## Exercise prompt
Each entry below is to be given again word for word, with no pictures.

## Listed entries
┌──

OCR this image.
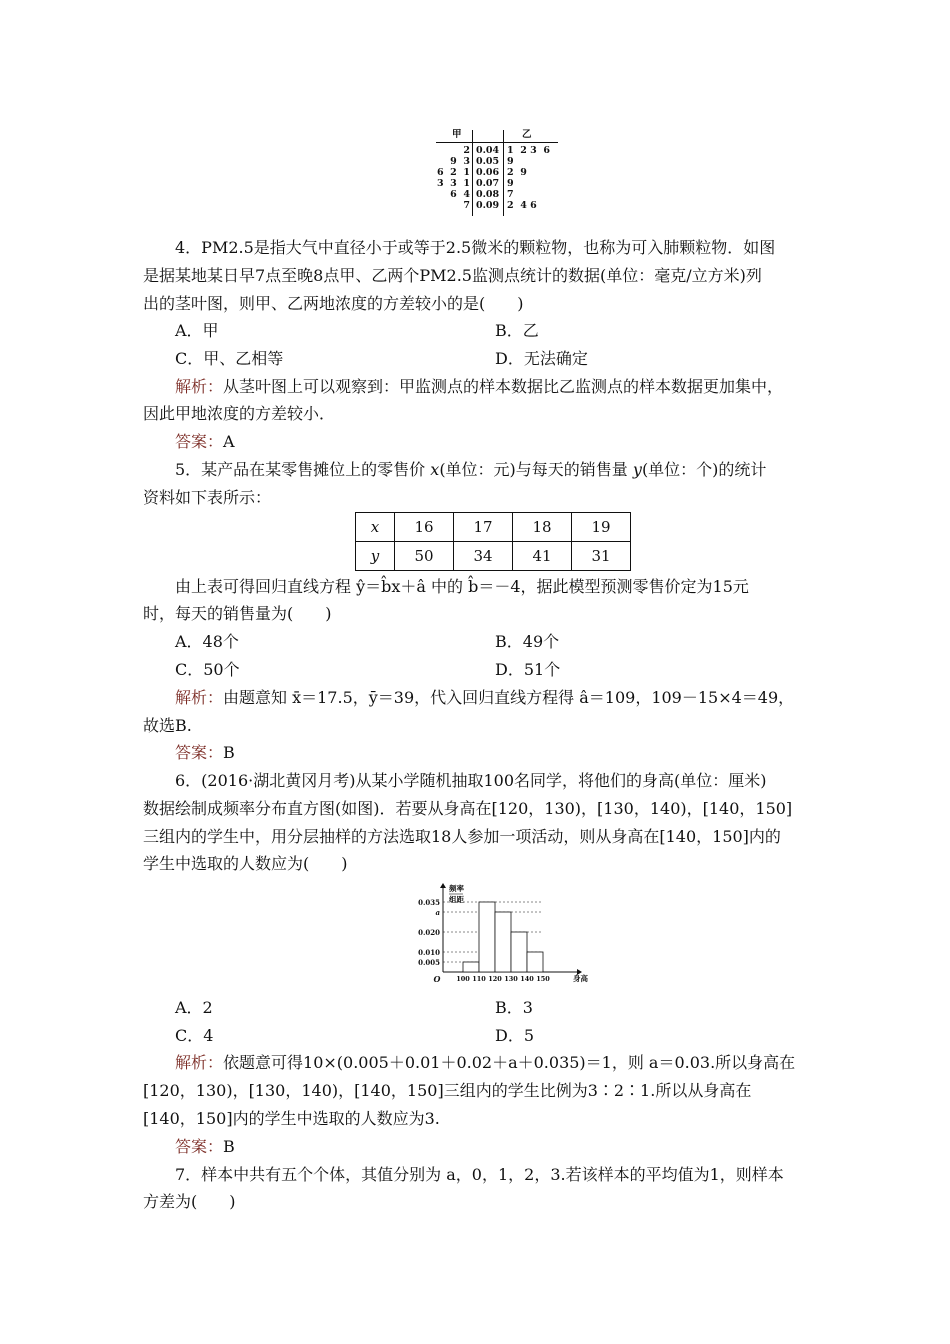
甲	乙
2 0.04 1  2 3  6
9  3 0.05 9
6  2  1 0.06 2  9
3  3  1 0.07 9
6  4 0.08 7
7 0.09 2  4 6
4．PM2.5是指大气中直径小于或等于2.5微米的颗粒物，也称为可入肺颗粒物．如图
是据某地某日早7点至晚8点甲、乙两个PM2.5监测点统计的数据(单位：毫克/立方米)列
出的茎叶图，则甲、乙两地浓度的方差较小的是(　　)
A．甲	B．乙
C．甲、乙相等	D．无法确定
解析：从茎叶图上可以观察到：甲监测点的样本数据比乙监测点的样本数据更加集中，
因此甲地浓度的方差较小．
答案：A
5．某产品在某零售摊位上的零售价 x(单位：元)与每天的销售量 y(单位：个)的统计
资料如下表所示：
x	16	17	18	19
y	50	34	41	31
由上表可得回归直线方程 ŷ＝b̂x＋â 中的 b̂＝－4，据此模型预测零售价定为15元
时，每天的销售量为(　　)
A．48个	B．49个
C．50个	D．51个
解析：由题意知 x̄＝17.5，ȳ＝39，代入回归直线方程得 â＝109，109－15×4＝49，
故选B.
答案：B
6．(2016·湖北黄冈月考)从某小学随机抽取100名同学，将他们的身高(单位：厘米)
数据绘制成频率分布直方图(如图)．若要从身高在[120，130)，[130，140)，[140，150]
三组内的学生中，用分层抽样的方法选取18人参加一项活动，则从身高在[140，150]内的
学生中选取的人数应为(　　)
频率
组距
O
0.035
a
0.020
0.010
0.005
100 110 120 130 140 150	身高
A．2	B．3
C．4	D．5
解析：依题意可得10×(0.005＋0.01＋0.02＋a＋0.035)＝1，则 a＝0.03.所以身高在
[120，130)，[130，140)，[140，150]三组内的学生比例为3∶2∶1.所以从身高在
[140，150]内的学生中选取的人数应为3.
答案：B
7．样本中共有五个个体，其值分别为 a，0，1，2，3.若该样本的平均值为1，则样本
方差为(　　)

└──

## Exercise response
OCR this image.
甲	乙
2 0.04 1  2 3  6
9  3 0.05 9
6  2  1 0.06 2  9
3  3  1 0.07 9
6  4 0.08 7
7 0.09 2  4 6
4．PM2.5是指大气中直径小于或等于2.5微米的颗粒物，也称为可入肺颗粒物．如图
是据某地某日早7点至晚8点甲、乙两个PM2.5监测点统计的数据(单位：毫克/立方米)列
出的茎叶图，则甲、乙两地浓度的方差较小的是(　　)
A．甲	B．乙
C．甲、乙相等	D．无法确定
解析：从茎叶图上可以观察到：甲监测点的样本数据比乙监测点的样本数据更加集中，
因此甲地浓度的方差较小．
答案：A
5．某产品在某零售摊位上的零售价 x(单位：元)与每天的销售量 y(单位：个)的统计
资料如下表所示：
x	16	17	18	19
y	50	34	41	31
由上表可得回归直线方程 ŷ＝b̂x＋â 中的 b̂＝－4，据此模型预测零售价定为15元
时，每天的销售量为(　　)
A．48个	B．49个
C．50个	D．51个
解析：由题意知 x̄＝17.5，ȳ＝39，代入回归直线方程得 â＝109，109－15×4＝49，
故选B.
答案：B
6．(2016·湖北黄冈月考)从某小学随机抽取100名同学，将他们的身高(单位：厘米)
数据绘制成频率分布直方图(如图)．若要从身高在[120，130)，[130，140)，[140，150]
三组内的学生中，用分层抽样的方法选取18人参加一项活动，则从身高在[140，150]内的
学生中选取的人数应为(　　)
频率
组距
O
0.035
a
0.020
0.010
0.005
100 110 120 130 140 150	身高
A．2	B．3
C．4	D．5
解析：依题意可得10×(0.005＋0.01＋0.02＋a＋0.035)＝1，则 a＝0.03.所以身高在
[120，130)，[130，140)，[140，150]三组内的学生比例为3∶2∶1.所以从身高在
[140，150]内的学生中选取的人数应为3.
答案：B
7．样本中共有五个个体，其值分别为 a，0，1，2，3.若该样本的平均值为1，则样本
方差为(　　)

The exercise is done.